**AIM OF THE EXERCISE**
Return the count of lines that mention "AUTORISATION", with no other words.
--- GIVEN ENTRIES ---
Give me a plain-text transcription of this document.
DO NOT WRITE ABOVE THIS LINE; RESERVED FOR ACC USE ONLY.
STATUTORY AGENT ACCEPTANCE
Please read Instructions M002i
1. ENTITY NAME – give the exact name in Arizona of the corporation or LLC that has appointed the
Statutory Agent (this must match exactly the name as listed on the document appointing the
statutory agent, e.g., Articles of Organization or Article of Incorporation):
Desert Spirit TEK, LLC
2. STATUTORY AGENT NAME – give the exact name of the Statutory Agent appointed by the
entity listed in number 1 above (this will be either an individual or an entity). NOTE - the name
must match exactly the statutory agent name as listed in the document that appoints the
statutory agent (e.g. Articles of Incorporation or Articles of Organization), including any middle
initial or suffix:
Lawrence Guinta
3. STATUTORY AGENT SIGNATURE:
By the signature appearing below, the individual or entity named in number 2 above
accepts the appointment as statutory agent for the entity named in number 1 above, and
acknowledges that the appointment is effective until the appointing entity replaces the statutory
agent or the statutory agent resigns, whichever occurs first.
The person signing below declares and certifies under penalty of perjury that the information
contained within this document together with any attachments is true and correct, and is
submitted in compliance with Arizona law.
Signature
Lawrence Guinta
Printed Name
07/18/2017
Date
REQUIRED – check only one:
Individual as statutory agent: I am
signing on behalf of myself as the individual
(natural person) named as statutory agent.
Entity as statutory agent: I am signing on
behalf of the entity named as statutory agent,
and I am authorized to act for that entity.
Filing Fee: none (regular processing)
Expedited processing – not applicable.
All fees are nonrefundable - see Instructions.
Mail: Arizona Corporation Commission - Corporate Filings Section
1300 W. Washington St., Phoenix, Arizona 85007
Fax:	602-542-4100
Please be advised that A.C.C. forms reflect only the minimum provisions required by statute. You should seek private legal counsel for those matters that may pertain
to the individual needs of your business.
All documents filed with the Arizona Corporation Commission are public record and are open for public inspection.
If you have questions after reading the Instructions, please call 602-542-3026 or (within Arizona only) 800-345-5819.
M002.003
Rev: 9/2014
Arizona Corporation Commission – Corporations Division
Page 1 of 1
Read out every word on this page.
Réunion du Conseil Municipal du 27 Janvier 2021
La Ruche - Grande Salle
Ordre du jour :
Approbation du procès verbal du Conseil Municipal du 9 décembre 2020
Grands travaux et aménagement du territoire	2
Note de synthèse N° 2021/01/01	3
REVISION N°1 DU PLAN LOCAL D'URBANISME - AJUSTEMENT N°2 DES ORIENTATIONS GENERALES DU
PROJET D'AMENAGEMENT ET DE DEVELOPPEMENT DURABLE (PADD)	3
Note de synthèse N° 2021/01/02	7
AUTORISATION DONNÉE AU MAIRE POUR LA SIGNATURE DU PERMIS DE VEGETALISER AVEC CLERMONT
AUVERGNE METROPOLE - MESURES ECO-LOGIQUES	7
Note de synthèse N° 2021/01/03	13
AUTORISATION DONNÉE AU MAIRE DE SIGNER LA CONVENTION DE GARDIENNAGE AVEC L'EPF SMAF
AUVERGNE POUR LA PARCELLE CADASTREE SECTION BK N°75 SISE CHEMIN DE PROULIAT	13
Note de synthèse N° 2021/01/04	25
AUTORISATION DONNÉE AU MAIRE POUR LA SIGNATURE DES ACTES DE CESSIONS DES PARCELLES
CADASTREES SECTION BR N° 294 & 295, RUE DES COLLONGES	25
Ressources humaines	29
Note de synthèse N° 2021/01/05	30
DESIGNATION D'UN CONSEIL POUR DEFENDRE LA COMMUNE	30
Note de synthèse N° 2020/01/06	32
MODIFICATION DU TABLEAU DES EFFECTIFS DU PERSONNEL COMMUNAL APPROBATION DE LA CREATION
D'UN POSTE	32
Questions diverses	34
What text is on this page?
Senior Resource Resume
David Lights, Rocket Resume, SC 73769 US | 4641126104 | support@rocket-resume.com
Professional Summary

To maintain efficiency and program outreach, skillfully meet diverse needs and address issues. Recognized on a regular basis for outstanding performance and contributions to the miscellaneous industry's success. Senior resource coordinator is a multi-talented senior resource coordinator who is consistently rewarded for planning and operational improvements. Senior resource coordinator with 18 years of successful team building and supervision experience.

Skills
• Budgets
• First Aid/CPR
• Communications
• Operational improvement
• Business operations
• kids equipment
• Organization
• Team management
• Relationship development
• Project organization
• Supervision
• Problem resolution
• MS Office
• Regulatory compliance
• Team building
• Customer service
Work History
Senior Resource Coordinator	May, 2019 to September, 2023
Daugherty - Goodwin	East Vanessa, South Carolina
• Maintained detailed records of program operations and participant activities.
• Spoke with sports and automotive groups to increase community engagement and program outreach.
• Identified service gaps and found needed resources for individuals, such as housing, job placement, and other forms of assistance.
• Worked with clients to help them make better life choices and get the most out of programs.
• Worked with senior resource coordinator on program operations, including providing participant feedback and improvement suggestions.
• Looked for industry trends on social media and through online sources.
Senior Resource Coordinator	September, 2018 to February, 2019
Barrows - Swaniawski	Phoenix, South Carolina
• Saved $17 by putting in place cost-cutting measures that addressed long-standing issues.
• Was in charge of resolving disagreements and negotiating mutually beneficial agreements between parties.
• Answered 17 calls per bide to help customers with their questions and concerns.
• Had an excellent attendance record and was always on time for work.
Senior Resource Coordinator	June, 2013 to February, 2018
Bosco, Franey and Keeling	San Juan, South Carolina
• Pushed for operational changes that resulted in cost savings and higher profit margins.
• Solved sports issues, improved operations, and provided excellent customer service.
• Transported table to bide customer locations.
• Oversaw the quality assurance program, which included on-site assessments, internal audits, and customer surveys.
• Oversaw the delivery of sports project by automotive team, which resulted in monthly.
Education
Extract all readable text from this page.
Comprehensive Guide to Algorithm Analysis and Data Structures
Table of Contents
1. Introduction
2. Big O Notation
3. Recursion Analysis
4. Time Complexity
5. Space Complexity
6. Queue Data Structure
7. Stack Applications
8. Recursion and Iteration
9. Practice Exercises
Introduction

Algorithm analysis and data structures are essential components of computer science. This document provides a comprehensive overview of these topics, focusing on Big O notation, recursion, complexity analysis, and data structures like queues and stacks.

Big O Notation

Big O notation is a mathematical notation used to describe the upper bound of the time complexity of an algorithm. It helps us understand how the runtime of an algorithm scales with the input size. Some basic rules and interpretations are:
---
**OUTPUT BELOW**
3